> **Stated problem**
Copy every line of the records below where the word "Fauntleroy" occurs.

> **Dataset excerpts**
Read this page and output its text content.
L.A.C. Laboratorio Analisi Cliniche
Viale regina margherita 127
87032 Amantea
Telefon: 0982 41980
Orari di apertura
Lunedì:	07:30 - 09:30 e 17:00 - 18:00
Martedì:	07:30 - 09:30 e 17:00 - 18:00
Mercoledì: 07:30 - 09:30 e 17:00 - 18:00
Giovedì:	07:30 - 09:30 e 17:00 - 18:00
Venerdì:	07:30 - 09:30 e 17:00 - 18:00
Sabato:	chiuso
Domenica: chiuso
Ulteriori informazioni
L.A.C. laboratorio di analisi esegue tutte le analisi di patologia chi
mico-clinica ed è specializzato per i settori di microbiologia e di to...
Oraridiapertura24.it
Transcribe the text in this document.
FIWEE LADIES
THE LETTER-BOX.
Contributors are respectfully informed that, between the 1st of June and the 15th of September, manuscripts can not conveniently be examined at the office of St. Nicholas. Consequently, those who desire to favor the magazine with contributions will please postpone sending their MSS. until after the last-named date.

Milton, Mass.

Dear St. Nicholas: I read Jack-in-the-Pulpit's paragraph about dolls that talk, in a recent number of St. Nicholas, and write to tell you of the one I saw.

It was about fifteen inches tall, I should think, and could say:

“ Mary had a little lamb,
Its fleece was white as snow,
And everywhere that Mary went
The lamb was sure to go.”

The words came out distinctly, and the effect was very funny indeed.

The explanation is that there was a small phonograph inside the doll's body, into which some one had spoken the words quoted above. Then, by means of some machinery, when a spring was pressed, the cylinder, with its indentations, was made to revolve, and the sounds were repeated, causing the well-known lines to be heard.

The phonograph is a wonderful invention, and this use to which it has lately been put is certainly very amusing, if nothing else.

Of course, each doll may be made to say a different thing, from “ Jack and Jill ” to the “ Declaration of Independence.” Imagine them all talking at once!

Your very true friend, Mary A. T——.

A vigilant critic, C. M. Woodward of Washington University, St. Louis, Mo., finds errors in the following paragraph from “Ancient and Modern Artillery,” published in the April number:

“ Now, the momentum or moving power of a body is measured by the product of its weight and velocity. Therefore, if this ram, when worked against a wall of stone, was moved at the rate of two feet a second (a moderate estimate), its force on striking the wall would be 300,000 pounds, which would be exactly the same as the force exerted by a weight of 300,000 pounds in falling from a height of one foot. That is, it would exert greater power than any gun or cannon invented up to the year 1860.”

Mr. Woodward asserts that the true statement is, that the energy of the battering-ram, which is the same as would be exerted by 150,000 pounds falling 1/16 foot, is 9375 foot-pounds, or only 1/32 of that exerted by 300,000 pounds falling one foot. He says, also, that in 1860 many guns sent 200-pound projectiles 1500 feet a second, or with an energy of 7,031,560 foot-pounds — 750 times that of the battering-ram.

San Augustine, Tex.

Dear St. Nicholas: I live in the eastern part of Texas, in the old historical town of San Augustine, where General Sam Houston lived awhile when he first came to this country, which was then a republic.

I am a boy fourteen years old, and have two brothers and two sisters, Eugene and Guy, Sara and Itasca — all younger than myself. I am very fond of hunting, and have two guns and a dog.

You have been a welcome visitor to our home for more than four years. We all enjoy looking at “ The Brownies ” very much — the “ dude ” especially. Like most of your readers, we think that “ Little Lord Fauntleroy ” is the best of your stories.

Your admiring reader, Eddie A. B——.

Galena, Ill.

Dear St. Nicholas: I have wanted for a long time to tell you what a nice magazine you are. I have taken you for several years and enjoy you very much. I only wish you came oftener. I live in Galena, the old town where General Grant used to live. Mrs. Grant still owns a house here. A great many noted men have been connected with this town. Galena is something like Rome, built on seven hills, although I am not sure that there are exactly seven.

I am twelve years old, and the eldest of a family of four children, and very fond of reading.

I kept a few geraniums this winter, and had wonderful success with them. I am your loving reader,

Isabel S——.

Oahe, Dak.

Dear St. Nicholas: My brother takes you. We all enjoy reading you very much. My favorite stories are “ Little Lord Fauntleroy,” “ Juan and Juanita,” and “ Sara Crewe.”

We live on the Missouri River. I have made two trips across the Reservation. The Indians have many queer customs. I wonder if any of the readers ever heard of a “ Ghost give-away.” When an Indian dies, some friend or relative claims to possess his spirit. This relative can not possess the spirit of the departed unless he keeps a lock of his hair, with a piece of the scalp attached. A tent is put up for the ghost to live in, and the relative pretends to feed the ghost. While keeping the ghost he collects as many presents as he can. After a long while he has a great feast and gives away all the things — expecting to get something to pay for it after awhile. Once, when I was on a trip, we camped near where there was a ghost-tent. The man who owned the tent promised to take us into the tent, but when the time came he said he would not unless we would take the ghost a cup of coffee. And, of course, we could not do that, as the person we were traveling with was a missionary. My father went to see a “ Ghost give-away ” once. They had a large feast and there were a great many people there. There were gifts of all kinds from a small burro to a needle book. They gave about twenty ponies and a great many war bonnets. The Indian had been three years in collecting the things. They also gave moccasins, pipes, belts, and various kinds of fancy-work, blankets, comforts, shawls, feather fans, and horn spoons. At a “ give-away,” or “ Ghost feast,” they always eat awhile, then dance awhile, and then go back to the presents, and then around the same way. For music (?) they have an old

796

> **The answer**
You have been a welcome visitor to our home for more than four years. We all enjoy looking at “ The Brownies ” very much — the “ dude ” especially. Like most of your readers, we think that “ Little Lord Fauntleroy ” is the best of your stories.
Dear St. Nicholas: My brother takes you. We all enjoy reading you very much. My favorite stories are “ Little Lord Fauntleroy,” “ Juan and Juanita,” and “ Sara Crewe.”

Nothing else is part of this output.